PROBLEM TO SOLVE:
Locate every line that holds the string "Positives" and copy it.

INPUT RECORDS:
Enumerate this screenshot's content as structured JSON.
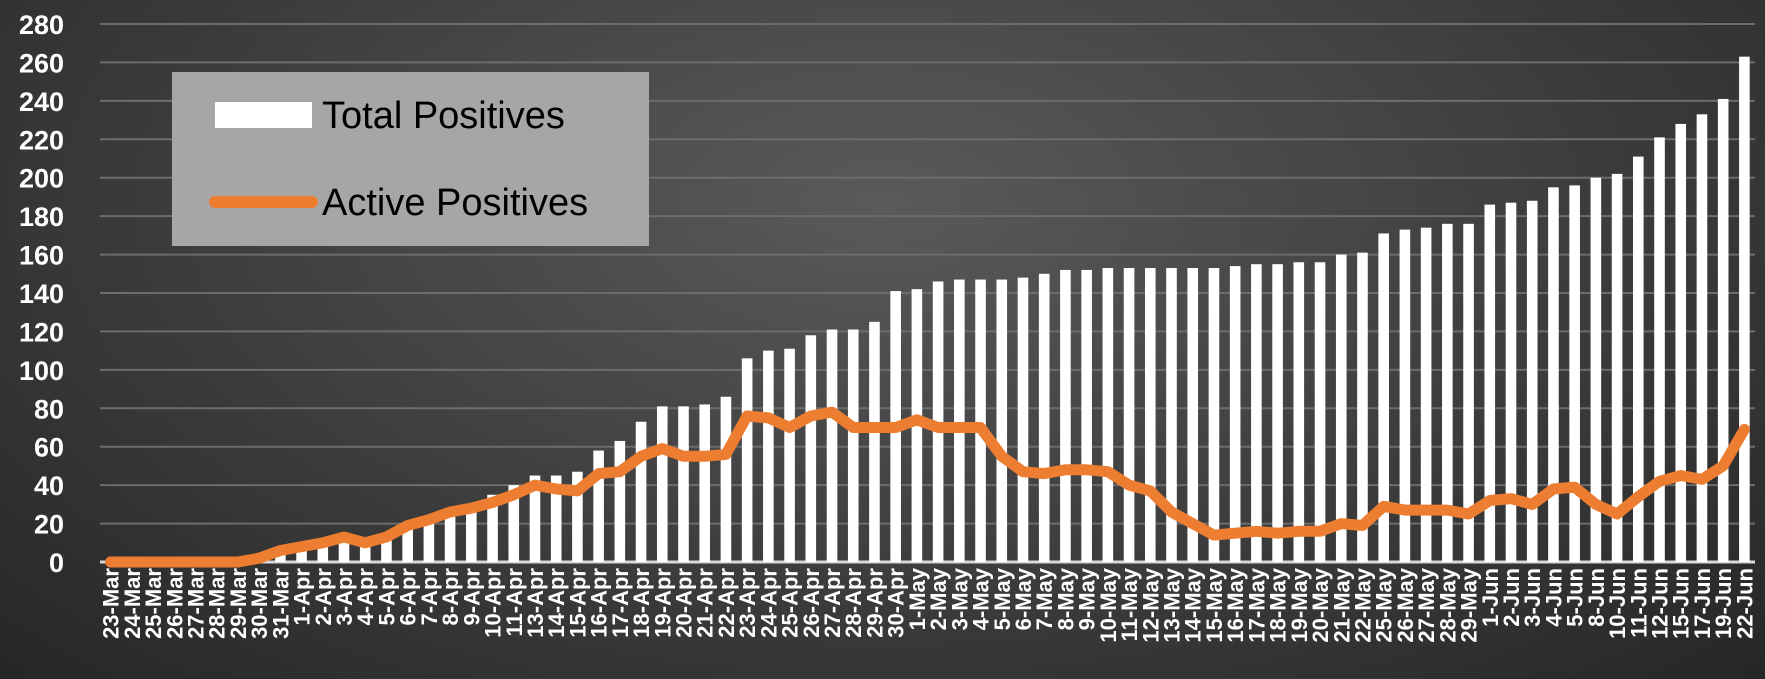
{
  "chart_data": {
    "type": "bar",
    "title": "",
    "xlabel": "",
    "ylabel": "",
    "ylim": [
      0,
      280
    ],
    "yticks": [
      0,
      20,
      40,
      60,
      80,
      100,
      120,
      140,
      160,
      180,
      200,
      220,
      240,
      260,
      280
    ],
    "grid": true,
    "legend_position": "top-left",
    "categories": [
      "23-Mar",
      "24-Mar",
      "25-Mar",
      "26-Mar",
      "27-Mar",
      "28-Mar",
      "29-Mar",
      "30-Mar",
      "31-Mar",
      "1-Apr",
      "2-Apr",
      "3-Apr",
      "4-Apr",
      "5-Apr",
      "6-Apr",
      "7-Apr",
      "8-Apr",
      "9-Apr",
      "10-Apr",
      "11-Apr",
      "13-Apr",
      "14-Apr",
      "15-Apr",
      "16-Apr",
      "17-Apr",
      "18-Apr",
      "19-Apr",
      "20-Apr",
      "21-Apr",
      "22-Apr",
      "23-Apr",
      "24-Apr",
      "25-Apr",
      "26-Apr",
      "27-Apr",
      "28-Apr",
      "29-Apr",
      "30-Apr",
      "1-May",
      "2-May",
      "3-May",
      "4-May",
      "5-May",
      "6-May",
      "7-May",
      "8-May",
      "9-May",
      "10-May",
      "11-May",
      "12-May",
      "13-May",
      "14-May",
      "15-May",
      "16-May",
      "17-May",
      "18-May",
      "19-May",
      "20-May",
      "21-May",
      "22-May",
      "25-May",
      "26-May",
      "27-May",
      "28-May",
      "29-May",
      "1-Jun",
      "2-Jun",
      "3-Jun",
      "4-Jun",
      "5-Jun",
      "8-Jun",
      "10-Jun",
      "11-Jun",
      "12-Jun",
      "15-Jun",
      "17-Jun",
      "19-Jun",
      "22-Jun"
    ],
    "series": [
      {
        "name": "Total Positives",
        "type": "bar",
        "color": "#ffffff",
        "values": [
          0,
          0,
          0,
          0,
          0,
          0,
          0,
          2,
          5,
          7,
          9,
          12,
          12,
          15,
          20,
          22,
          25,
          28,
          35,
          40,
          45,
          45,
          47,
          58,
          63,
          73,
          81,
          81,
          82,
          86,
          106,
          110,
          111,
          118,
          121,
          121,
          125,
          141,
          142,
          146,
          147,
          147,
          147,
          148,
          150,
          152,
          152,
          153,
          153,
          153,
          153,
          153,
          153,
          154,
          155,
          155,
          156,
          156,
          160,
          161,
          171,
          173,
          174,
          176,
          176,
          186,
          187,
          188,
          195,
          196,
          200,
          202,
          211,
          221,
          228,
          233,
          241,
          263
        ]
      },
      {
        "name": "Active Positives",
        "type": "line",
        "color": "#ed7d31",
        "values": [
          0,
          0,
          0,
          0,
          0,
          0,
          0,
          2,
          6,
          8,
          10,
          13,
          10,
          13,
          19,
          22,
          26,
          28,
          31,
          35,
          40,
          38,
          37,
          46,
          47,
          55,
          59,
          55,
          55,
          56,
          76,
          75,
          70,
          76,
          78,
          70,
          70,
          70,
          74,
          70,
          70,
          70,
          55,
          47,
          46,
          48,
          48,
          47,
          40,
          37,
          26,
          20,
          14,
          15,
          16,
          15,
          16,
          16,
          20,
          19,
          29,
          27,
          27,
          27,
          25,
          32,
          33,
          30,
          38,
          39,
          30,
          25,
          34,
          42,
          45,
          43,
          50,
          69
        ]
      }
    ]
  }
}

COMPLETED EXERCISE:
        "name": "Total Positives",
        "name": "Active Positives",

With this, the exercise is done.